(A block of data)
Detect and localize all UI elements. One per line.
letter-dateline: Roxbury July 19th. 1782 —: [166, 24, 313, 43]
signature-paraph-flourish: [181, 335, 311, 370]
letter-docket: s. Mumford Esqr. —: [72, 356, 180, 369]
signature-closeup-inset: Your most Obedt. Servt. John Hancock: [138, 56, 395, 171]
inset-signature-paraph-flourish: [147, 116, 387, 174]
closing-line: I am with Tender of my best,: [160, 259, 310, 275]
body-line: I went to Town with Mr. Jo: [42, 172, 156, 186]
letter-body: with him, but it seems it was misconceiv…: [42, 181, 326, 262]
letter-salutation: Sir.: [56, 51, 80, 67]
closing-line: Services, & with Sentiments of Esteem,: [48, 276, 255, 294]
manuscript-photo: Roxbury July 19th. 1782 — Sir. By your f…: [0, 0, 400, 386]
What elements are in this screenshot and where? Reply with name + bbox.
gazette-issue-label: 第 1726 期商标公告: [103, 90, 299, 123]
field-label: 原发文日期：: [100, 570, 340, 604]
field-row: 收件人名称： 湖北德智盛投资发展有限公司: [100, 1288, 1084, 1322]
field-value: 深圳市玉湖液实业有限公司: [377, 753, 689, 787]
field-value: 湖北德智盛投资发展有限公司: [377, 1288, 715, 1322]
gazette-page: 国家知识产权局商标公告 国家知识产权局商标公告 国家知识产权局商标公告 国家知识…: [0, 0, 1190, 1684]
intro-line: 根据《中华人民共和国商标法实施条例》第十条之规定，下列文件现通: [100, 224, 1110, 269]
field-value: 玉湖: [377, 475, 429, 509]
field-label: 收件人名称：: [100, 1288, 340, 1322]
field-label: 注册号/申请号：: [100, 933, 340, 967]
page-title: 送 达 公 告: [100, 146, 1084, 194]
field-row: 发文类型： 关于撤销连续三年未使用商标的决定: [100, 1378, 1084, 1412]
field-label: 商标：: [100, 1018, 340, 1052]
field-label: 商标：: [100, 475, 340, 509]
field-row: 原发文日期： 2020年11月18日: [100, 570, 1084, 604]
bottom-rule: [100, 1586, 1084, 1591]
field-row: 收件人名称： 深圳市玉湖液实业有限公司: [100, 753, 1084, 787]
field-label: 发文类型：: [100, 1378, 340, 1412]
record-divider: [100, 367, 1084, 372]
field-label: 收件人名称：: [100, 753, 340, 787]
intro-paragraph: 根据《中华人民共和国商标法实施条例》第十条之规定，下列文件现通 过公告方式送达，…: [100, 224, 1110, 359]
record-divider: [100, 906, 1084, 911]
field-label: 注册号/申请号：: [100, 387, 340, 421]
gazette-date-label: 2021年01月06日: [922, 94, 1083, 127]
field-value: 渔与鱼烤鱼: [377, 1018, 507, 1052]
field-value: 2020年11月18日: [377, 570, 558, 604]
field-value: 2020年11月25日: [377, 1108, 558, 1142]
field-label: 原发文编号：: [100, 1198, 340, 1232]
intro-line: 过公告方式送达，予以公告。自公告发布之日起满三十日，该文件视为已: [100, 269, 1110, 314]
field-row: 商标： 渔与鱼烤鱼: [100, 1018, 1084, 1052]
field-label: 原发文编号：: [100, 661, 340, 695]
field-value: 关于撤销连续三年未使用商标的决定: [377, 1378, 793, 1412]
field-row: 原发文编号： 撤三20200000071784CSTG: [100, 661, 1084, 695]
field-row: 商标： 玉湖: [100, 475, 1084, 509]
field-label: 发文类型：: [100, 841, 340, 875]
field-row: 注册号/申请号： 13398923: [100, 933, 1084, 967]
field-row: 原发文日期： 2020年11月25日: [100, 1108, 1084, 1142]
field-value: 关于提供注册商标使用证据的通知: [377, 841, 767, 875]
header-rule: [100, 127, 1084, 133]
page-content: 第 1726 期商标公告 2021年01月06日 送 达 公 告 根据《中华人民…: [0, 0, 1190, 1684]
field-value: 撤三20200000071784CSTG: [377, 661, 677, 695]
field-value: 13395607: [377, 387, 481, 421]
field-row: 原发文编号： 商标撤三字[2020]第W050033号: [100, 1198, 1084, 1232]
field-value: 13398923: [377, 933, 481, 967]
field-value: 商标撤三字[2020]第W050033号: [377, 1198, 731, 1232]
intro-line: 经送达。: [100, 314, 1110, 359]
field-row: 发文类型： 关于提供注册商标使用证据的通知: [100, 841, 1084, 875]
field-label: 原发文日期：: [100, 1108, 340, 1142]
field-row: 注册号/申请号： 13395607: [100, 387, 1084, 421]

## Exercise aim
Repeat every line of the items above exactly, with no changes.

## Solution to this task
Detect and localize all UI elements. One per line.
letter-dateline: Roxbury July 19th. 1782 —: [166, 24, 313, 43]
signature-paraph-flourish: [181, 335, 311, 370]
letter-docket: s. Mumford Esqr. —: [72, 356, 180, 369]
signature-closeup-inset: Your most Obedt. Servt. John Hancock: [138, 56, 395, 171]
inset-signature-paraph-flourish: [147, 116, 387, 174]
closing-line: I am with Tender of my best,: [160, 259, 310, 275]
body-line: I went to Town with Mr. Jo: [42, 172, 156, 186]
letter-body: with him, but it seems it was misconceiv…: [42, 181, 326, 262]
letter-salutation: Sir.: [56, 51, 80, 67]
closing-line: Services, & with Sentiments of Esteem,: [48, 276, 255, 294]
manuscript-photo: Roxbury July 19th. 1782 — Sir. By your f…: [0, 0, 400, 386]
What elements are in this screenshot and where? Reply with name + bbox.
gazette-issue-label: 第 1726 期商标公告: [103, 90, 299, 123]
field-label: 原发文日期：: [100, 570, 340, 604]
field-row: 收件人名称： 湖北德智盛投资发展有限公司: [100, 1288, 1084, 1322]
field-value: 深圳市玉湖液实业有限公司: [377, 753, 689, 787]
field-value: 湖北德智盛投资发展有限公司: [377, 1288, 715, 1322]
gazette-page: 国家知识产权局商标公告 国家知识产权局商标公告 国家知识产权局商标公告 国家知识…: [0, 0, 1190, 1684]
intro-line: 根据《中华人民共和国商标法实施条例》第十条之规定，下列文件现通: [100, 224, 1110, 269]
field-value: 玉湖: [377, 475, 429, 509]
field-label: 收件人名称：: [100, 1288, 340, 1322]
field-label: 注册号/申请号：: [100, 933, 340, 967]
page-title: 送 达 公 告: [100, 146, 1084, 194]
field-row: 发文类型： 关于撤销连续三年未使用商标的决定: [100, 1378, 1084, 1412]
field-label: 商标：: [100, 1018, 340, 1052]
field-label: 商标：: [100, 475, 340, 509]
field-row: 原发文日期： 2020年11月18日: [100, 570, 1084, 604]
bottom-rule: [100, 1586, 1084, 1591]
field-row: 收件人名称： 深圳市玉湖液实业有限公司: [100, 753, 1084, 787]
field-label: 发文类型：: [100, 1378, 340, 1412]
record-divider: [100, 367, 1084, 372]
field-label: 收件人名称：: [100, 753, 340, 787]
intro-paragraph: 根据《中华人民共和国商标法实施条例》第十条之规定，下列文件现通 过公告方式送达，…: [100, 224, 1110, 359]
record-divider: [100, 906, 1084, 911]
field-label: 注册号/申请号：: [100, 387, 340, 421]
gazette-date-label: 2021年01月06日: [922, 94, 1083, 127]
field-value: 渔与鱼烤鱼: [377, 1018, 507, 1052]
field-value: 2020年11月18日: [377, 570, 558, 604]
field-value: 2020年11月25日: [377, 1108, 558, 1142]
field-label: 原发文编号：: [100, 1198, 340, 1232]
intro-line: 过公告方式送达，予以公告。自公告发布之日起满三十日，该文件视为已: [100, 269, 1110, 314]
field-row: 商标： 渔与鱼烤鱼: [100, 1018, 1084, 1052]
field-label: 原发文编号：: [100, 661, 340, 695]
field-value: 关于撤销连续三年未使用商标的决定: [377, 1378, 793, 1412]
field-row: 原发文编号： 撤三20200000071784CSTG: [100, 661, 1084, 695]
field-row: 商标： 玉湖: [100, 475, 1084, 509]
field-label: 发文类型：: [100, 841, 340, 875]
field-row: 注册号/申请号： 13398923: [100, 933, 1084, 967]
field-row: 原发文日期： 2020年11月25日: [100, 1108, 1084, 1142]
field-value: 关于提供注册商标使用证据的通知: [377, 841, 767, 875]
header-rule: [100, 127, 1084, 133]
page-content: 第 1726 期商标公告 2021年01月06日 送 达 公 告 根据《中华人民…: [0, 0, 1190, 1684]
field-value: 撤三20200000071784CSTG: [377, 661, 677, 695]
field-value: 13395607: [377, 387, 481, 421]
field-row: 原发文编号： 商标撤三字[2020]第W050033号: [100, 1198, 1084, 1232]
field-value: 13398923: [377, 933, 481, 967]
field-value: 商标撤三字[2020]第W050033号: [377, 1198, 731, 1232]
intro-line: 经送达。: [100, 314, 1110, 359]
field-row: 发文类型： 关于提供注册商标使用证据的通知: [100, 841, 1084, 875]
field-label: 原发文日期：: [100, 1108, 340, 1142]
field-row: 注册号/申请号： 13395607: [100, 387, 1084, 421]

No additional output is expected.